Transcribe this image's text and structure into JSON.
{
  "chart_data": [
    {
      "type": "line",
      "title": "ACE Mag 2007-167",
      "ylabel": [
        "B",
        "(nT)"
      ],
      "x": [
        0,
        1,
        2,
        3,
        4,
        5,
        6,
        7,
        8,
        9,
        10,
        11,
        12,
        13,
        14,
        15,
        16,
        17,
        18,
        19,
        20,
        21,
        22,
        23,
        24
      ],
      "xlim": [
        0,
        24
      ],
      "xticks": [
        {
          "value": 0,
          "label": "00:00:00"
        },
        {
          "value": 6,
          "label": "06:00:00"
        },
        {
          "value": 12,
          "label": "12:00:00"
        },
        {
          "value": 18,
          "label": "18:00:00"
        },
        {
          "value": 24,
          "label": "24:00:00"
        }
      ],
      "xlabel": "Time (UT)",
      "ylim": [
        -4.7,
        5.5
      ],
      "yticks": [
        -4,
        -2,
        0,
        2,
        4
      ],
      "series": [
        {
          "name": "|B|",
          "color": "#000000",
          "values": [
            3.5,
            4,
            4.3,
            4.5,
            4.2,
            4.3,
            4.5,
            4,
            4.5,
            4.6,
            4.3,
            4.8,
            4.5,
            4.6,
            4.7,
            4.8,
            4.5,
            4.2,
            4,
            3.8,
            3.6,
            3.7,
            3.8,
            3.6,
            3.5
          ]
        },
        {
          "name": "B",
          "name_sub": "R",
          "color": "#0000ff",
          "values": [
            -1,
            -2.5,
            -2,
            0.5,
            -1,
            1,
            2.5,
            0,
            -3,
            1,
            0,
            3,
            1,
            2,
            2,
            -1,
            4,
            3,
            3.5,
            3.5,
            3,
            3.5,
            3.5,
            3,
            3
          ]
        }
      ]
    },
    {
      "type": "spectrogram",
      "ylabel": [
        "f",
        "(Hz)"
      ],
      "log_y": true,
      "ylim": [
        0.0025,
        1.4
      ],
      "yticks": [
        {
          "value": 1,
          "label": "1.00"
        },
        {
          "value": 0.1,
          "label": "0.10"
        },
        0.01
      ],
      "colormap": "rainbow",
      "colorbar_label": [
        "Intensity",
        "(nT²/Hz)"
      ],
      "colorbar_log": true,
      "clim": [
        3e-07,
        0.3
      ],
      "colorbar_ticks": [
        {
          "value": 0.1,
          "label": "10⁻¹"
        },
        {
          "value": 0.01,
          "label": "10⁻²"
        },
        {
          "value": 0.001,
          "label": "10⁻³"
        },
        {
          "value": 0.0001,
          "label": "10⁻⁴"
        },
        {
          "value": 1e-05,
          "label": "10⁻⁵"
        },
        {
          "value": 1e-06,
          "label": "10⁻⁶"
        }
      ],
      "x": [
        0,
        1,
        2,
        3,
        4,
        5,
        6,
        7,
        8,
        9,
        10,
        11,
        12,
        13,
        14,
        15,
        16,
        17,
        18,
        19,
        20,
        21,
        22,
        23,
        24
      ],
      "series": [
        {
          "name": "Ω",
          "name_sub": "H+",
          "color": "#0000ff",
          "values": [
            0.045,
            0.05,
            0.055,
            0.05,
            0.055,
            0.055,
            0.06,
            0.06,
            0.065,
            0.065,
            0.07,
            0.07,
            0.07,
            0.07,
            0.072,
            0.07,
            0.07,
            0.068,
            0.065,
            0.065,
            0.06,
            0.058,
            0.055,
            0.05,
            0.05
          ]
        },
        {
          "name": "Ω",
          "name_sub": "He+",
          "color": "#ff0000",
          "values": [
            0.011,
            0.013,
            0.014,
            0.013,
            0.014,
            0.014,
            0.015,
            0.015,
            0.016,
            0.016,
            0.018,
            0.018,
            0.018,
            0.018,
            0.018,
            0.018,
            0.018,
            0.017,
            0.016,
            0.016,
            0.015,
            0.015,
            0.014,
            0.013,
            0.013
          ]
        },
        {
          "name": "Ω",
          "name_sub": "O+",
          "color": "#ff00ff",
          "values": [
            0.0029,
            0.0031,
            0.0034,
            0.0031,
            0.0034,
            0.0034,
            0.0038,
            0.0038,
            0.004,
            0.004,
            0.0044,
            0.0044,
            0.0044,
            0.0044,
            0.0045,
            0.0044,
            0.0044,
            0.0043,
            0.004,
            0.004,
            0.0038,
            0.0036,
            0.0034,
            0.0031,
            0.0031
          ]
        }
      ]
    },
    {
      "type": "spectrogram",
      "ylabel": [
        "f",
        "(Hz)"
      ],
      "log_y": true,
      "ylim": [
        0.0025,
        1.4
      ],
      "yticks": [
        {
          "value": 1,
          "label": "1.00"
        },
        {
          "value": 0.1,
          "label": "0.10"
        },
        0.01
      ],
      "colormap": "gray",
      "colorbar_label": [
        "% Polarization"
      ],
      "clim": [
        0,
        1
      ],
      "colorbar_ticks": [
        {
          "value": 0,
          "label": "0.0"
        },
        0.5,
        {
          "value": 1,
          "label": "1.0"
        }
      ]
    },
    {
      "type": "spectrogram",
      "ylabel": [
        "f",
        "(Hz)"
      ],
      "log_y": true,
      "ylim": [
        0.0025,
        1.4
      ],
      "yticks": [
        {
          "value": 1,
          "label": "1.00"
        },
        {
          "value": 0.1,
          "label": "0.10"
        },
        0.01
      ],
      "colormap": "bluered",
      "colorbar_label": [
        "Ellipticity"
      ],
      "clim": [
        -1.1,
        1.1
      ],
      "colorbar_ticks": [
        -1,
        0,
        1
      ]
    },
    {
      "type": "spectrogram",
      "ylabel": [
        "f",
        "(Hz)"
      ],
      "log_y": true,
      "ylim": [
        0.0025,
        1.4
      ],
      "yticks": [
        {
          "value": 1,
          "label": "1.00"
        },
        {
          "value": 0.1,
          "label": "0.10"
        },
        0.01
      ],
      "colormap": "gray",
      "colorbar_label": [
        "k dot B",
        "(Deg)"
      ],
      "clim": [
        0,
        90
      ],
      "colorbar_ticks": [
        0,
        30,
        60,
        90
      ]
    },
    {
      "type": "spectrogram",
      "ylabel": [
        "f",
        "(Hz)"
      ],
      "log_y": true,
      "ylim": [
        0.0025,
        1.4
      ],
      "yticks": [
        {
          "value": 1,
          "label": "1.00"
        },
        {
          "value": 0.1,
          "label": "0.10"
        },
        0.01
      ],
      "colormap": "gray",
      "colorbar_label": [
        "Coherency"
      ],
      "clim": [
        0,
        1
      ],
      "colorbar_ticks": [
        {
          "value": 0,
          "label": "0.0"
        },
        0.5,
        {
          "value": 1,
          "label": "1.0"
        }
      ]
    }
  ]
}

# # # #

◆ **Directive**: Print out all the entries precisely as written.

◆ **Result**:
Transcribe this image's text and structure into JSON.
{
  "chart_data": [
    {
      "type": "line",
      "title": "ACE Mag 2007-167",
      "ylabel": [
        "B",
        "(nT)"
      ],
      "x": [
        0,
        1,
        2,
        3,
        4,
        5,
        6,
        7,
        8,
        9,
        10,
        11,
        12,
        13,
        14,
        15,
        16,
        17,
        18,
        19,
        20,
        21,
        22,
        23,
        24
      ],
      "xlim": [
        0,
        24
      ],
      "xticks": [
        {
          "value": 0,
          "label": "00:00:00"
        },
        {
          "value": 6,
          "label": "06:00:00"
        },
        {
          "value": 12,
          "label": "12:00:00"
        },
        {
          "value": 18,
          "label": "18:00:00"
        },
        {
          "value": 24,
          "label": "24:00:00"
        }
      ],
      "xlabel": "Time (UT)",
      "ylim": [
        -4.7,
        5.5
      ],
      "yticks": [
        -4,
        -2,
        0,
        2,
        4
      ],
      "series": [
        {
          "name": "|B|",
          "color": "#000000",
          "values": [
            3.5,
            4,
            4.3,
            4.5,
            4.2,
            4.3,
            4.5,
            4,
            4.5,
            4.6,
            4.3,
            4.8,
            4.5,
            4.6,
            4.7,
            4.8,
            4.5,
            4.2,
            4,
            3.8,
            3.6,
            3.7,
            3.8,
            3.6,
            3.5
          ]
        },
        {
          "name": "B",
          "name_sub": "R",
          "color": "#0000ff",
          "values": [
            -1,
            -2.5,
            -2,
            0.5,
            -1,
            1,
            2.5,
            0,
            -3,
            1,
            0,
            3,
            1,
            2,
            2,
            -1,
            4,
            3,
            3.5,
            3.5,
            3,
            3.5,
            3.5,
            3,
            3
          ]
        }
      ]
    },
    {
      "type": "spectrogram",
      "ylabel": [
        "f",
        "(Hz)"
      ],
      "log_y": true,
      "ylim": [
        0.0025,
        1.4
      ],
      "yticks": [
        {
          "value": 1,
          "label": "1.00"
        },
        {
          "value": 0.1,
          "label": "0.10"
        },
        0.01
      ],
      "colormap": "rainbow",
      "colorbar_label": [
        "Intensity",
        "(nT²/Hz)"
      ],
      "colorbar_log": true,
      "clim": [
        3e-07,
        0.3
      ],
      "colorbar_ticks": [
        {
          "value": 0.1,
          "label": "10⁻¹"
        },
        {
          "value": 0.01,
          "label": "10⁻²"
        },
        {
          "value": 0.001,
          "label": "10⁻³"
        },
        {
          "value": 0.0001,
          "label": "10⁻⁴"
        },
        {
          "value": 1e-05,
          "label": "10⁻⁵"
        },
        {
          "value": 1e-06,
          "label": "10⁻⁶"
        }
      ],
      "x": [
        0,
        1,
        2,
        3,
        4,
        5,
        6,
        7,
        8,
        9,
        10,
        11,
        12,
        13,
        14,
        15,
        16,
        17,
        18,
        19,
        20,
        21,
        22,
        23,
        24
      ],
      "series": [
        {
          "name": "Ω",
          "name_sub": "H+",
          "color": "#0000ff",
          "values": [
            0.045,
            0.05,
            0.055,
            0.05,
            0.055,
            0.055,
            0.06,
            0.06,
            0.065,
            0.065,
            0.07,
            0.07,
            0.07,
            0.07,
            0.072,
            0.07,
            0.07,
            0.068,
            0.065,
            0.065,
            0.06,
            0.058,
            0.055,
            0.05,
            0.05
          ]
        },
        {
          "name": "Ω",
          "name_sub": "He+",
          "color": "#ff0000",
          "values": [
            0.011,
            0.013,
            0.014,
            0.013,
            0.014,
            0.014,
            0.015,
            0.015,
            0.016,
            0.016,
            0.018,
            0.018,
            0.018,
            0.018,
            0.018,
            0.018,
            0.018,
            0.017,
            0.016,
            0.016,
            0.015,
            0.015,
            0.014,
            0.013,
            0.013
          ]
        },
        {
          "name": "Ω",
          "name_sub": "O+",
          "color": "#ff00ff",
          "values": [
            0.0029,
            0.0031,
            0.0034,
            0.0031,
            0.0034,
            0.0034,
            0.0038,
            0.0038,
            0.004,
            0.004,
            0.0044,
            0.0044,
            0.0044,
            0.0044,
            0.0045,
            0.0044,
            0.0044,
            0.0043,
            0.004,
            0.004,
            0.0038,
            0.0036,
            0.0034,
            0.0031,
            0.0031
          ]
        }
      ]
    },
    {
      "type": "spectrogram",
      "ylabel": [
        "f",
        "(Hz)"
      ],
      "log_y": true,
      "ylim": [
        0.0025,
        1.4
      ],
      "yticks": [
        {
          "value": 1,
          "label": "1.00"
        },
        {
          "value": 0.1,
          "label": "0.10"
        },
        0.01
      ],
      "colormap": "gray",
      "colorbar_label": [
        "% Polarization"
      ],
      "clim": [
        0,
        1
      ],
      "colorbar_ticks": [
        {
          "value": 0,
          "label": "0.0"
        },
        0.5,
        {
          "value": 1,
          "label": "1.0"
        }
      ]
    },
    {
      "type": "spectrogram",
      "ylabel": [
        "f",
        "(Hz)"
      ],
      "log_y": true,
      "ylim": [
        0.0025,
        1.4
      ],
      "yticks": [
        {
          "value": 1,
          "label": "1.00"
        },
        {
          "value": 0.1,
          "label": "0.10"
        },
        0.01
      ],
      "colormap": "bluered",
      "colorbar_label": [
        "Ellipticity"
      ],
      "clim": [
        -1.1,
        1.1
      ],
      "colorbar_ticks": [
        -1,
        0,
        1
      ]
    },
    {
      "type": "spectrogram",
      "ylabel": [
        "f",
        "(Hz)"
      ],
      "log_y": true,
      "ylim": [
        0.0025,
        1.4
      ],
      "yticks": [
        {
          "value": 1,
          "label": "1.00"
        },
        {
          "value": 0.1,
          "label": "0.10"
        },
        0.01
      ],
      "colormap": "gray",
      "colorbar_label": [
        "k dot B",
        "(Deg)"
      ],
      "clim": [
        0,
        90
      ],
      "colorbar_ticks": [
        0,
        30,
        60,
        90
      ]
    },
    {
      "type": "spectrogram",
      "ylabel": [
        "f",
        "(Hz)"
      ],
      "log_y": true,
      "ylim": [
        0.0025,
        1.4
      ],
      "yticks": [
        {
          "value": 1,
          "label": "1.00"
        },
        {
          "value": 0.1,
          "label": "0.10"
        },
        0.01
      ],
      "colormap": "gray",
      "colorbar_label": [
        "Coherency"
      ],
      "clim": [
        0,
        1
      ],
      "colorbar_ticks": [
        {
          "value": 0,
          "label": "0.0"
        },
        0.5,
        {
          "value": 1,
          "label": "1.0"
        }
      ]
    }
  ]
}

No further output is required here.